**Your task**: Read the records and gather each line that includes "values".

** START **

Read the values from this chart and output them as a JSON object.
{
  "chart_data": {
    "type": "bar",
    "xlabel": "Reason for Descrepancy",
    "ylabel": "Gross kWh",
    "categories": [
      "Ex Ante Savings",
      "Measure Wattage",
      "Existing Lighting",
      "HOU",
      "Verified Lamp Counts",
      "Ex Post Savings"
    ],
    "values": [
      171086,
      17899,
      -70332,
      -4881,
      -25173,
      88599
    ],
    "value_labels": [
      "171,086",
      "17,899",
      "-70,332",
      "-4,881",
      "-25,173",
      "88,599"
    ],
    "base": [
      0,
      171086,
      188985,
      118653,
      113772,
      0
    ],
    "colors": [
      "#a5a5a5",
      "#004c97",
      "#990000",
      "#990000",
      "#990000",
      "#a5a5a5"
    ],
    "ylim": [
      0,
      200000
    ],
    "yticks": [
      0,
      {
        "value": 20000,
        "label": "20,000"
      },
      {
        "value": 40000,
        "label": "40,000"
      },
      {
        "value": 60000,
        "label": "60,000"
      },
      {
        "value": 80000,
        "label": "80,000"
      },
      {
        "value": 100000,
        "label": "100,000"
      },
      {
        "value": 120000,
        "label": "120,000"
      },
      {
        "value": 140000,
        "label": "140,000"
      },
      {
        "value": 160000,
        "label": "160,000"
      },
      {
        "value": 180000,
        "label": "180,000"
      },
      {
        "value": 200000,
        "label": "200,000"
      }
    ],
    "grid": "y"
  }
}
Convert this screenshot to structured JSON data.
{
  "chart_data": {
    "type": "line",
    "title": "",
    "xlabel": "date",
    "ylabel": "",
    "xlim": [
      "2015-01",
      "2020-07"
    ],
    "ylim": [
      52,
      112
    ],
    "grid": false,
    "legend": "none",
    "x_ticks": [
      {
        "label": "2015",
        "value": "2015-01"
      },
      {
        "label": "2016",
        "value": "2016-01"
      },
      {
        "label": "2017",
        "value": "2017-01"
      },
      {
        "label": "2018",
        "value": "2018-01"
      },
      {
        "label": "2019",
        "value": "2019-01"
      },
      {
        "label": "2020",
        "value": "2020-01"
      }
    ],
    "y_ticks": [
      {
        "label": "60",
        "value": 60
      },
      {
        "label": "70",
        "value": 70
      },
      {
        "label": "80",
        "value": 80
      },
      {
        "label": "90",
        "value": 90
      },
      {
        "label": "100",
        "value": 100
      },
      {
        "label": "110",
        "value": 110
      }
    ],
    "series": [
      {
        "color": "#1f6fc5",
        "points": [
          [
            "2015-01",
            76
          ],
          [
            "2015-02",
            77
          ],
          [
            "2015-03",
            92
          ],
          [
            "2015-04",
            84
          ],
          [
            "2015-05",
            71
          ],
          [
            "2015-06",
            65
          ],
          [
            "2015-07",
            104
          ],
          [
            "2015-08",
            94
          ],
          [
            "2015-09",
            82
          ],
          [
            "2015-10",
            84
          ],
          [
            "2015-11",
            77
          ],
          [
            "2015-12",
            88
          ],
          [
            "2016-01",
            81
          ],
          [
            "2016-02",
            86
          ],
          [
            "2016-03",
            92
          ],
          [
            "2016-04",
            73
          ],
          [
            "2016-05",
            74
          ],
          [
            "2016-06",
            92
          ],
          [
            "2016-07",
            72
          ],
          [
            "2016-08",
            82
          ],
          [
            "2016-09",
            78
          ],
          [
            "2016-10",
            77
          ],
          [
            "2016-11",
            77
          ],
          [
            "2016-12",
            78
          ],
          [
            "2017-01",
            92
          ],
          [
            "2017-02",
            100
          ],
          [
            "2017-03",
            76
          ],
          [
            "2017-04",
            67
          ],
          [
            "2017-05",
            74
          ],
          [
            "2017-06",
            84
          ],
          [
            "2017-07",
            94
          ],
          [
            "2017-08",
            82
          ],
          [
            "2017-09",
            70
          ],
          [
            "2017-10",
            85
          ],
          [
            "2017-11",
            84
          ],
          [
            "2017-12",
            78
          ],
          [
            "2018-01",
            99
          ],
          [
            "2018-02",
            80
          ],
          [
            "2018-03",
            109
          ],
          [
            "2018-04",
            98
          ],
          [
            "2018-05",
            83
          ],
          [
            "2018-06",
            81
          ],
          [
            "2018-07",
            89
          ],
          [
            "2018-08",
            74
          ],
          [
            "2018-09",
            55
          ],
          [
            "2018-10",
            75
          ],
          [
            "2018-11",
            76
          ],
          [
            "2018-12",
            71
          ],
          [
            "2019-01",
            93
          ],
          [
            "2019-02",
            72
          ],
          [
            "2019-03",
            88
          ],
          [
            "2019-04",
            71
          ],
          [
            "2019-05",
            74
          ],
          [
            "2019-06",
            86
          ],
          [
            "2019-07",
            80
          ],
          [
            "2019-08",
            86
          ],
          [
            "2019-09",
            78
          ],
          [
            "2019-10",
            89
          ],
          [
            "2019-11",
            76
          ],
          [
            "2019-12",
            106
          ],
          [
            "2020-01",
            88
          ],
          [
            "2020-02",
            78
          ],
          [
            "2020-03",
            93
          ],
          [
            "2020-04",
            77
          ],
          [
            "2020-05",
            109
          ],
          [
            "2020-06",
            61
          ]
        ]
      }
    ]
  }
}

** END **

**Task result**:
Read the values from this chart and output them as a JSON object.
    "values": [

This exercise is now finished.